# Records provided:
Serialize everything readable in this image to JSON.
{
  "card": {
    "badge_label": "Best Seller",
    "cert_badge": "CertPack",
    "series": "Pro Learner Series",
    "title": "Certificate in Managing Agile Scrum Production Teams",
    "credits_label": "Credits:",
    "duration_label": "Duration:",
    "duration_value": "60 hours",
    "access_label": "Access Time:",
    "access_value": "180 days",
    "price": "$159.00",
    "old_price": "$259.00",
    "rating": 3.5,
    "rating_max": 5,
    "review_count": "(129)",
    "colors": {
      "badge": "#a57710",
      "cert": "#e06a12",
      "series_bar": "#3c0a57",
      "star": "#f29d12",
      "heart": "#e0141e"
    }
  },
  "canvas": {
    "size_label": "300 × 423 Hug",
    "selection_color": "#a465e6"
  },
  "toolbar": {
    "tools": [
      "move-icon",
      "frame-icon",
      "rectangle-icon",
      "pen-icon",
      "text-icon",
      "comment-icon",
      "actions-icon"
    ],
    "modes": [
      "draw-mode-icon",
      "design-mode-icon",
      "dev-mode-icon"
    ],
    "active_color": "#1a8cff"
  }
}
==
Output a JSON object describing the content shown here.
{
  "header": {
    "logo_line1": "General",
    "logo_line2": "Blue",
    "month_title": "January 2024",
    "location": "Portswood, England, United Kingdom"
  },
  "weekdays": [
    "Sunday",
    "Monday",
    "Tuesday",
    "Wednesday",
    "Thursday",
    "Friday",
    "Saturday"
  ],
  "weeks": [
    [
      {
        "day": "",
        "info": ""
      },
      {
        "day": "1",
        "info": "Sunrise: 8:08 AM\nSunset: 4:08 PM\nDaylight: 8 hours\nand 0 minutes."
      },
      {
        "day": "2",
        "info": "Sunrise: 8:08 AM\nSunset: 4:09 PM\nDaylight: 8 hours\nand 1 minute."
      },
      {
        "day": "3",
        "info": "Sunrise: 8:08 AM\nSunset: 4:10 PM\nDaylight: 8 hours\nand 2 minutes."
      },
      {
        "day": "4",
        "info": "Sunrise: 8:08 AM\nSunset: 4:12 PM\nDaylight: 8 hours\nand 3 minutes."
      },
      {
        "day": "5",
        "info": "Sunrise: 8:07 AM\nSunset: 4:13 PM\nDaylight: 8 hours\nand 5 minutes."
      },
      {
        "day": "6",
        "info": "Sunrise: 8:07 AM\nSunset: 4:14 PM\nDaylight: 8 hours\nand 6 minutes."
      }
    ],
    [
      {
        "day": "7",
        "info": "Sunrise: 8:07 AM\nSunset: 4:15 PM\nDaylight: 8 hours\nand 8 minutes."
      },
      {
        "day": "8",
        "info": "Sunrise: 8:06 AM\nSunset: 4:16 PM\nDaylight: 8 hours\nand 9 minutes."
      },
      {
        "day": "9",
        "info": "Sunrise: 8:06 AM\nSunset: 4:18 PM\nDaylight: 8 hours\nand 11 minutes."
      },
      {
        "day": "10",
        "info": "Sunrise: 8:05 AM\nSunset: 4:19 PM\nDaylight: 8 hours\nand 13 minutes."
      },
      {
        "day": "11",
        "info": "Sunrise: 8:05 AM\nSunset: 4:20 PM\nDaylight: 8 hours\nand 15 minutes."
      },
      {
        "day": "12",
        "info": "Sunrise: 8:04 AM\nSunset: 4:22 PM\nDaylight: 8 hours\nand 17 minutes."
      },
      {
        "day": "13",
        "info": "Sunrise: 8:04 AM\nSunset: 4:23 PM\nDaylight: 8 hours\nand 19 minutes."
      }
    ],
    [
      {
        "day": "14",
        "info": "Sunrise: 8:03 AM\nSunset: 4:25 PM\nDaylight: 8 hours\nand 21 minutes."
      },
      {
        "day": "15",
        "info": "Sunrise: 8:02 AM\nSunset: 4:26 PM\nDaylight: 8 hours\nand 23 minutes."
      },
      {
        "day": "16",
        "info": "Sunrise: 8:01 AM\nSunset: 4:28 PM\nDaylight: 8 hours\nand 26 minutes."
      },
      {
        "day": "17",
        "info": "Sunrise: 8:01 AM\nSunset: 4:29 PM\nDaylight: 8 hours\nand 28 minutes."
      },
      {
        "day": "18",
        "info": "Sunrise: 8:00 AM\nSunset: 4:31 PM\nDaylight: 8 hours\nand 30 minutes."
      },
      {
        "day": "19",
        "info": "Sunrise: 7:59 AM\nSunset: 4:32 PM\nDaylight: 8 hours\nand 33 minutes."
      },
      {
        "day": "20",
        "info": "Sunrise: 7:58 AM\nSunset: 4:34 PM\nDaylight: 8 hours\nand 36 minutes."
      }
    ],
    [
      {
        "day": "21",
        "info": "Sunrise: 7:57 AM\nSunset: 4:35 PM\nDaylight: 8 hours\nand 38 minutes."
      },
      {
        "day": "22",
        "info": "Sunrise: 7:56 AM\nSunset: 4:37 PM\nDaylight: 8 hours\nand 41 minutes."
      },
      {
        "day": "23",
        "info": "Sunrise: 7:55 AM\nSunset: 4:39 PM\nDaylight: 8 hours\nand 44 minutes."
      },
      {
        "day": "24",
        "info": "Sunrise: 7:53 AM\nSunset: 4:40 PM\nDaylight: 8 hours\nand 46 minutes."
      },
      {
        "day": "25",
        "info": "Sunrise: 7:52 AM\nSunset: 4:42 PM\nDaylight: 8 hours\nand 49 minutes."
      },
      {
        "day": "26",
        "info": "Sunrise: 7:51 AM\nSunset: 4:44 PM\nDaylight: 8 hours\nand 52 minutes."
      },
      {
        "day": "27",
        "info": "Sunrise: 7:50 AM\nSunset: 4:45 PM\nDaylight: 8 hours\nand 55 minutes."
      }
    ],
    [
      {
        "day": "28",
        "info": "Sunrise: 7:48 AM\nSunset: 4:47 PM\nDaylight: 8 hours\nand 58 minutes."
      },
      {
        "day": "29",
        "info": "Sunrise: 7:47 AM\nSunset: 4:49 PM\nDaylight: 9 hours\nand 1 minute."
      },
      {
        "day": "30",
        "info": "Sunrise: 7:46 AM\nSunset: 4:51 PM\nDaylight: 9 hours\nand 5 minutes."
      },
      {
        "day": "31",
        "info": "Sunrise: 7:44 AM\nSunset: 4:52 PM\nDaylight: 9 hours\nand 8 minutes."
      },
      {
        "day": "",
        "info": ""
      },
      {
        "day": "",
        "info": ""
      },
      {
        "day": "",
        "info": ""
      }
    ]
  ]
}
---
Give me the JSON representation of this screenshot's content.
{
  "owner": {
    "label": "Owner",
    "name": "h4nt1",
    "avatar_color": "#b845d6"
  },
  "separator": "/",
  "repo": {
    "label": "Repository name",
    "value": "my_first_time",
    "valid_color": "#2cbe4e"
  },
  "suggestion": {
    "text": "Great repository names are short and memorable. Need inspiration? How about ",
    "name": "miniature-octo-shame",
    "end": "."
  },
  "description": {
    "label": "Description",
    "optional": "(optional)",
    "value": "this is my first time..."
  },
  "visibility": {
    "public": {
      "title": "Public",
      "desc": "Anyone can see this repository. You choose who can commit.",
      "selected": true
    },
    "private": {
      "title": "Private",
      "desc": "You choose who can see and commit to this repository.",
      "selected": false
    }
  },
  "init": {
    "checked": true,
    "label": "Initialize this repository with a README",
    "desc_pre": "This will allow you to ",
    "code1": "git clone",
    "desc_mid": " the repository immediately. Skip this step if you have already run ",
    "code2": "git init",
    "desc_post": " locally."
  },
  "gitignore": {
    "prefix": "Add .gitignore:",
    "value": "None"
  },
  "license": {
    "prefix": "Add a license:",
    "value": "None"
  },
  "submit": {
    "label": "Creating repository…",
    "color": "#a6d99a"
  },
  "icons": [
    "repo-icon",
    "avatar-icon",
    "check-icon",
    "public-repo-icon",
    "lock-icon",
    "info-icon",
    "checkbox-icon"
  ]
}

# Task details:
Answer with one number: how many lines of the entries above include the word "content".

# Final result:
2